## start MATERIAL SUPPLIED

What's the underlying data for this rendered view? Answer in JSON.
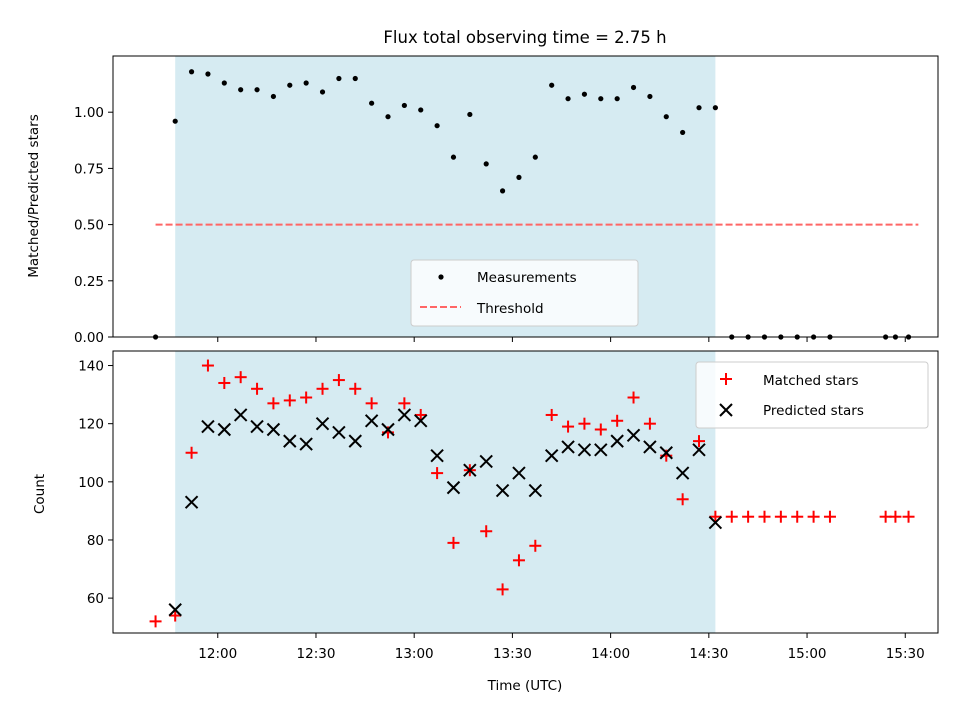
{
  "title": "Flux total observing time = 2.75 h",
  "colors": {
    "shade": "#add8e6",
    "measurement": "#000000",
    "threshold": "#ff6666",
    "matched": "#ff0000",
    "predicted": "#000000"
  },
  "chart_data": [
    {
      "type": "scatter",
      "panel": "top",
      "ylabel": "Matched/Predicted stars",
      "ylim": [
        0,
        1.25
      ],
      "yticks": [
        0.0,
        0.25,
        0.5,
        0.75,
        1.0
      ],
      "ytick_labels": [
        "0.00",
        "0.25",
        "0.50",
        "0.75",
        "1.00"
      ],
      "xlim": [
        "11:28",
        "15:40"
      ],
      "xticks": [
        "12:00",
        "12:30",
        "13:00",
        "13:30",
        "14:00",
        "14:30",
        "15:00",
        "15:30"
      ],
      "shaded_interval": [
        "11:47",
        "14:32"
      ],
      "threshold": 0.5,
      "threshold_x": [
        "11:41",
        "15:34"
      ],
      "legend": {
        "position": "lower center",
        "entries": [
          "Measurements",
          "Threshold"
        ]
      },
      "series": [
        {
          "name": "Measurements",
          "marker": "dot",
          "x": [
            "11:41",
            "11:47",
            "11:52",
            "11:57",
            "12:02",
            "12:07",
            "12:12",
            "12:17",
            "12:22",
            "12:27",
            "12:32",
            "12:37",
            "12:42",
            "12:47",
            "12:52",
            "12:57",
            "13:02",
            "13:07",
            "13:12",
            "13:17",
            "13:22",
            "13:27",
            "13:32",
            "13:37",
            "13:42",
            "13:47",
            "13:52",
            "13:57",
            "14:02",
            "14:07",
            "14:12",
            "14:17",
            "14:22",
            "14:27",
            "14:32",
            "14:37",
            "14:42",
            "14:47",
            "14:52",
            "14:57",
            "15:02",
            "15:07",
            "15:24",
            "15:27",
            "15:31"
          ],
          "y": [
            0.0,
            0.96,
            1.18,
            1.17,
            1.13,
            1.1,
            1.1,
            1.07,
            1.12,
            1.13,
            1.09,
            1.15,
            1.15,
            1.04,
            0.98,
            1.03,
            1.01,
            0.94,
            0.8,
            0.99,
            0.77,
            0.65,
            0.71,
            0.8,
            1.12,
            1.06,
            1.08,
            1.06,
            1.06,
            1.11,
            1.07,
            0.98,
            0.91,
            1.02,
            1.02,
            0.0,
            0.0,
            0.0,
            0.0,
            0.0,
            0.0,
            0.0,
            0.0,
            0.0,
            0.0
          ]
        }
      ]
    },
    {
      "type": "scatter",
      "panel": "bottom",
      "xlabel": "Time (UTC)",
      "ylabel": "Count",
      "ylim": [
        48,
        145
      ],
      "yticks": [
        60,
        80,
        100,
        120,
        140
      ],
      "xlim": [
        "11:28",
        "15:40"
      ],
      "xticks": [
        "12:00",
        "12:30",
        "13:00",
        "13:30",
        "14:00",
        "14:30",
        "15:00",
        "15:30"
      ],
      "shaded_interval": [
        "11:47",
        "14:32"
      ],
      "legend": {
        "position": "upper right",
        "entries": [
          "Matched stars",
          "Predicted stars"
        ]
      },
      "series": [
        {
          "name": "Matched stars",
          "marker": "plus",
          "x": [
            "11:41",
            "11:47",
            "11:52",
            "11:57",
            "12:02",
            "12:07",
            "12:12",
            "12:17",
            "12:22",
            "12:27",
            "12:32",
            "12:37",
            "12:42",
            "12:47",
            "12:52",
            "12:57",
            "13:02",
            "13:07",
            "13:12",
            "13:17",
            "13:22",
            "13:27",
            "13:32",
            "13:37",
            "13:42",
            "13:47",
            "13:52",
            "13:57",
            "14:02",
            "14:07",
            "14:12",
            "14:17",
            "14:22",
            "14:27",
            "14:32",
            "14:37",
            "14:42",
            "14:47",
            "14:52",
            "14:57",
            "15:02",
            "15:07",
            "15:24",
            "15:27",
            "15:31"
          ],
          "y": [
            52,
            54,
            110,
            140,
            134,
            136,
            132,
            127,
            128,
            129,
            132,
            135,
            132,
            127,
            117,
            127,
            123,
            103,
            79,
            104,
            83,
            63,
            73,
            78,
            123,
            119,
            120,
            118,
            121,
            129,
            120,
            109,
            94,
            114,
            88,
            88,
            88,
            88,
            88,
            88,
            88,
            88,
            88,
            88,
            88
          ]
        },
        {
          "name": "Predicted stars",
          "marker": "x",
          "x": [
            "11:47",
            "11:52",
            "11:57",
            "12:02",
            "12:07",
            "12:12",
            "12:17",
            "12:22",
            "12:27",
            "12:32",
            "12:37",
            "12:42",
            "12:47",
            "12:52",
            "12:57",
            "13:02",
            "13:07",
            "13:12",
            "13:17",
            "13:22",
            "13:27",
            "13:32",
            "13:37",
            "13:42",
            "13:47",
            "13:52",
            "13:57",
            "14:02",
            "14:07",
            "14:12",
            "14:17",
            "14:22",
            "14:27",
            "14:32"
          ],
          "y": [
            56,
            93,
            119,
            118,
            123,
            119,
            118,
            114,
            113,
            120,
            117,
            114,
            121,
            118,
            123,
            121,
            109,
            98,
            104,
            107,
            97,
            103,
            97,
            109,
            112,
            111,
            111,
            114,
            116,
            112,
            110,
            103,
            111,
            86
          ]
        }
      ]
    }
  ]
}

## end MATERIAL SUPPLIED

- TASK INSTRUCTIONS -
Take every line containing the word "stars" and copy it.

- RESULT OF THE EXERCISE -
      "ylabel": "Matched/Predicted stars",
          "Matched stars",
          "Predicted stars"
          "name": "Matched stars",
          "name": "Predicted stars",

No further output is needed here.